======== GIVEN INFORMATION
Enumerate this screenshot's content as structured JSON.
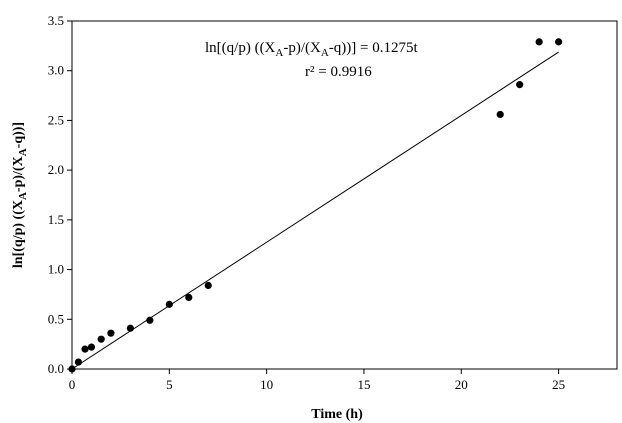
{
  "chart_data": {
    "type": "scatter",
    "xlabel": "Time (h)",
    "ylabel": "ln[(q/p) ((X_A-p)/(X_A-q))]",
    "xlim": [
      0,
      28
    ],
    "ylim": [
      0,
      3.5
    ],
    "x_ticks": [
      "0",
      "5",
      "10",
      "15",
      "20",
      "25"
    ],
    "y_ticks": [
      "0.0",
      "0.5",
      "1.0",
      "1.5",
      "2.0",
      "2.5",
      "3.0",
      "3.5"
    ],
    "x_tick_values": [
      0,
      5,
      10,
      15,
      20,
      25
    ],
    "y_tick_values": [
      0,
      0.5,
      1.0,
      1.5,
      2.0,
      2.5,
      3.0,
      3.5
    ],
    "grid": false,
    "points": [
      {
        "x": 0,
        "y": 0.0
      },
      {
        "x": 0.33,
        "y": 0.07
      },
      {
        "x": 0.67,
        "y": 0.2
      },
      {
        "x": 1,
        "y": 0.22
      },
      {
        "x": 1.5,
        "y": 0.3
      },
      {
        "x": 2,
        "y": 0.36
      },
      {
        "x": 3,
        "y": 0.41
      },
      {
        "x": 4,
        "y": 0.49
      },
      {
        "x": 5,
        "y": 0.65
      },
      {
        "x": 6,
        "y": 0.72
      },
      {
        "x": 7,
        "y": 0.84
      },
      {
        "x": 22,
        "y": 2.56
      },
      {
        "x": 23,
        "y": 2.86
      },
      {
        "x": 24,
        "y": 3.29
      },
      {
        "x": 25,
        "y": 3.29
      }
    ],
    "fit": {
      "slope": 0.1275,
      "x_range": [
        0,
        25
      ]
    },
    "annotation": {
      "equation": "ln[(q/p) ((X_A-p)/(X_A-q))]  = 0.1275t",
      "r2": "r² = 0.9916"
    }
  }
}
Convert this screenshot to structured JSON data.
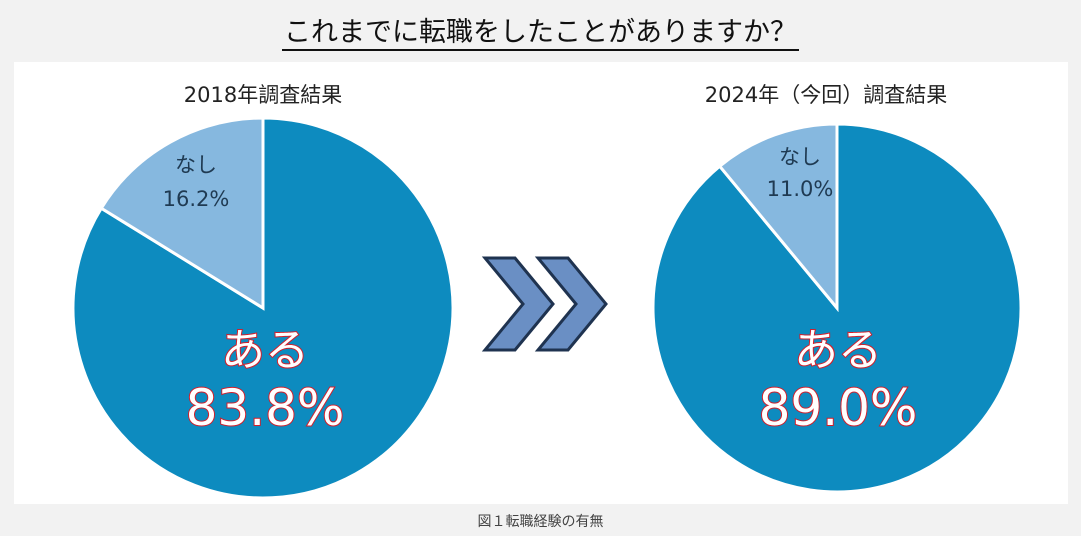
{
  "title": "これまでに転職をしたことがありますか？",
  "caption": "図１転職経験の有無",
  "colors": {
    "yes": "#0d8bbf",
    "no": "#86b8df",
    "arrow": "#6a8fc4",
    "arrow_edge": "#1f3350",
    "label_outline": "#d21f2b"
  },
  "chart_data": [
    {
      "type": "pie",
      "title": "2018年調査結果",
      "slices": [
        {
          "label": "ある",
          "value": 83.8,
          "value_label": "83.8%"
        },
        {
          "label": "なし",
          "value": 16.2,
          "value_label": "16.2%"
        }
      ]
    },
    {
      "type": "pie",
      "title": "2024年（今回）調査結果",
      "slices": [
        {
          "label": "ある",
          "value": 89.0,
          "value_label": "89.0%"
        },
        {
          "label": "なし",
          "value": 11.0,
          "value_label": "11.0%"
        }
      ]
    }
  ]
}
================
======== GIVEN INFORMATION
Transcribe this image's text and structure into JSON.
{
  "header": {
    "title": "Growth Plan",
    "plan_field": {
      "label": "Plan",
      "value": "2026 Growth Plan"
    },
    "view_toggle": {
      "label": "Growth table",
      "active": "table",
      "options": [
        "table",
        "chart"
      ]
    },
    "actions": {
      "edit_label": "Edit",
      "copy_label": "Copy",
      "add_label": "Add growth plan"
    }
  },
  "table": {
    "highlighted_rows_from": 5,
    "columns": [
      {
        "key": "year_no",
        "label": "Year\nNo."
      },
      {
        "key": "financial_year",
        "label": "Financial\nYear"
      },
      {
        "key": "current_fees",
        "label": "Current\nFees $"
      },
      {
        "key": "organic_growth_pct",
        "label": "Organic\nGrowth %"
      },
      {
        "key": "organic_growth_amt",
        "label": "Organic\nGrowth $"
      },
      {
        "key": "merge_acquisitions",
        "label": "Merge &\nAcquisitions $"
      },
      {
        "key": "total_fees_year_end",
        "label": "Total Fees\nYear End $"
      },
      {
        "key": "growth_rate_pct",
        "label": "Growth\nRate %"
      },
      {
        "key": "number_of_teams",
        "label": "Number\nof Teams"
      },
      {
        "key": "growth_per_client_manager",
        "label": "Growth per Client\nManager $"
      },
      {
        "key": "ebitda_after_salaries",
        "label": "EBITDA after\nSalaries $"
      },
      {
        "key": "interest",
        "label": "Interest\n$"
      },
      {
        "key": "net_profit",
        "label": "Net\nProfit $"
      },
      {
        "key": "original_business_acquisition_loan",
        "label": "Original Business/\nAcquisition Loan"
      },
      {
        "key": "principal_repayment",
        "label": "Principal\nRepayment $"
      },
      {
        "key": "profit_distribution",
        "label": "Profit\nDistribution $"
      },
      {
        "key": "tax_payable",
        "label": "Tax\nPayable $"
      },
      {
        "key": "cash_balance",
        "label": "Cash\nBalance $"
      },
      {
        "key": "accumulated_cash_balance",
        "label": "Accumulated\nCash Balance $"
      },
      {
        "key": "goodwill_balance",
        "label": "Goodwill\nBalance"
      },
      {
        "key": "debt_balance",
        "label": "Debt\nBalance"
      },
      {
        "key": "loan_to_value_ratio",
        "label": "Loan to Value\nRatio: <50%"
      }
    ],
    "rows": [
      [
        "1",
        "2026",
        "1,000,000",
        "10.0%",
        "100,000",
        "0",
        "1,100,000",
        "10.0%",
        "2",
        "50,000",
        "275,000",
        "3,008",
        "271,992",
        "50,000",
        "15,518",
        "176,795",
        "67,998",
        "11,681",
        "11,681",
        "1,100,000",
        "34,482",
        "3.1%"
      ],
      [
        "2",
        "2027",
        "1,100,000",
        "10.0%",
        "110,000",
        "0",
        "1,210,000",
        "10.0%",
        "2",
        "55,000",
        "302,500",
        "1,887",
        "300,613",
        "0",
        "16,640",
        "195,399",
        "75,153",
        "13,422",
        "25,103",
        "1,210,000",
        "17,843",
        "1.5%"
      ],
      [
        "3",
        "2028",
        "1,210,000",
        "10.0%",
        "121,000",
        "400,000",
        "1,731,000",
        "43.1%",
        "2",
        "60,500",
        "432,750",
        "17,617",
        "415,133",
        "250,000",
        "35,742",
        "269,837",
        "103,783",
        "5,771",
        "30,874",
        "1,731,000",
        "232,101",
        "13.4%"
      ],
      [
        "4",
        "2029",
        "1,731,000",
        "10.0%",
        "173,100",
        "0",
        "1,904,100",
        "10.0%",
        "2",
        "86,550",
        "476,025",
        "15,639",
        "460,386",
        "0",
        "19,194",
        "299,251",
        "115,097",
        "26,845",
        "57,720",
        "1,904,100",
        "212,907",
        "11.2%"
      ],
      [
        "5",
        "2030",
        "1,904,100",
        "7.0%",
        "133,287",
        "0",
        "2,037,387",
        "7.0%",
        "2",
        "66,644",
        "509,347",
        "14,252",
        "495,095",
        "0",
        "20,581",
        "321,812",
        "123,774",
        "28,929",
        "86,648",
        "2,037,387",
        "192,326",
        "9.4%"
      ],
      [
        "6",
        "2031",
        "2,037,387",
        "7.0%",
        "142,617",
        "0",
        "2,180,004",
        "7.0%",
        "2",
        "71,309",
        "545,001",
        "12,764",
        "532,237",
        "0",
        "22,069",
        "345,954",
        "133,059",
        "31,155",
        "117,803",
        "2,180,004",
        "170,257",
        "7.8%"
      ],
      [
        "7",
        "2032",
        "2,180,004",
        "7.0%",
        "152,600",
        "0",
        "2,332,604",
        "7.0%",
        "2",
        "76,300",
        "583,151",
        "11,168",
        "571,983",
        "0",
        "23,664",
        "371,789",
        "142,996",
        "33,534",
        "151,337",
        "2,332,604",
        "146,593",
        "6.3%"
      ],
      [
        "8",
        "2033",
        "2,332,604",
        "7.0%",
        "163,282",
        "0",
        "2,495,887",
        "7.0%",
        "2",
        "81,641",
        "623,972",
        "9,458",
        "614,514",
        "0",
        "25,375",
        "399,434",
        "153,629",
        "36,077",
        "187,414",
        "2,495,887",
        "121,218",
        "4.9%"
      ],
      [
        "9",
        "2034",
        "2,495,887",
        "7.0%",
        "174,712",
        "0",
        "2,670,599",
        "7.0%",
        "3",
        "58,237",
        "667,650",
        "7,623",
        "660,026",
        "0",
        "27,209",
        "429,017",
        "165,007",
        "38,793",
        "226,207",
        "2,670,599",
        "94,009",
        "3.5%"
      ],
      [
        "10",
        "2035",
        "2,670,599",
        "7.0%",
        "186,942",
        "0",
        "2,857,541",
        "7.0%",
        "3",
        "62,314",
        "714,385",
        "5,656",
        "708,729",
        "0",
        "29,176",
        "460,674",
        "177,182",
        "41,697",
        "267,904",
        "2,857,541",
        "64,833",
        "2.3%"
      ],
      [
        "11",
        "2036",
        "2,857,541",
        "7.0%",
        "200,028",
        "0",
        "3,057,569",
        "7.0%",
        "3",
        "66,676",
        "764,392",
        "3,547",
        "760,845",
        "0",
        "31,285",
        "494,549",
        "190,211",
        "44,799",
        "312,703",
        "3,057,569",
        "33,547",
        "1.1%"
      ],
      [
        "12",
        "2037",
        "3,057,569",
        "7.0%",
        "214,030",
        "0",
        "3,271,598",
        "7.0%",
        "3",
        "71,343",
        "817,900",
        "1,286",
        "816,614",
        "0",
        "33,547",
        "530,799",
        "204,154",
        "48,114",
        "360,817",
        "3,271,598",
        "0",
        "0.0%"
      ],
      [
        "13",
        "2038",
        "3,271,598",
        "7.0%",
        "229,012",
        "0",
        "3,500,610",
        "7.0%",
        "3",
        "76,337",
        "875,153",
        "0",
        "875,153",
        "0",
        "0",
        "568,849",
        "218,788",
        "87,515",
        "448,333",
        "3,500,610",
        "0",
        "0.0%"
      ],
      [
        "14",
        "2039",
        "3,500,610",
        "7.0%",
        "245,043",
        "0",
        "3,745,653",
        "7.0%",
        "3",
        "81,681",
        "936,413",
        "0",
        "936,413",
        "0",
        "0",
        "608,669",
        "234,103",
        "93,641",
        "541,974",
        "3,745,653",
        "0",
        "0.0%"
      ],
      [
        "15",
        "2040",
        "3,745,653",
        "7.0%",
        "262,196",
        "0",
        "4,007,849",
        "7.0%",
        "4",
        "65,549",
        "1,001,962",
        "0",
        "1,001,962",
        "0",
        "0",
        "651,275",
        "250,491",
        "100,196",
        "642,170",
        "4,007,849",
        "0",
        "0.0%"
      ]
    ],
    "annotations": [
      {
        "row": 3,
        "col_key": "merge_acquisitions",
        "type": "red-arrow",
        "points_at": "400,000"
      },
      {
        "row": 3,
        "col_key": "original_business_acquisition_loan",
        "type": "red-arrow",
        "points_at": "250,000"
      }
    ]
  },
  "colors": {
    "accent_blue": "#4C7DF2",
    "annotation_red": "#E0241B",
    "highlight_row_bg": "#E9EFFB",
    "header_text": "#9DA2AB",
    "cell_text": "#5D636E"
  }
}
================
▶ _WORK REQUIRED_:
Which lines above contain the word "nBalance"? Copy each of them.

▶ _SOLUTION FOR THIS EXERCISE_:
        "label": "Cash\nBalance $"
        "label": "Goodwill\nBalance"
        "label": "Debt\nBalance"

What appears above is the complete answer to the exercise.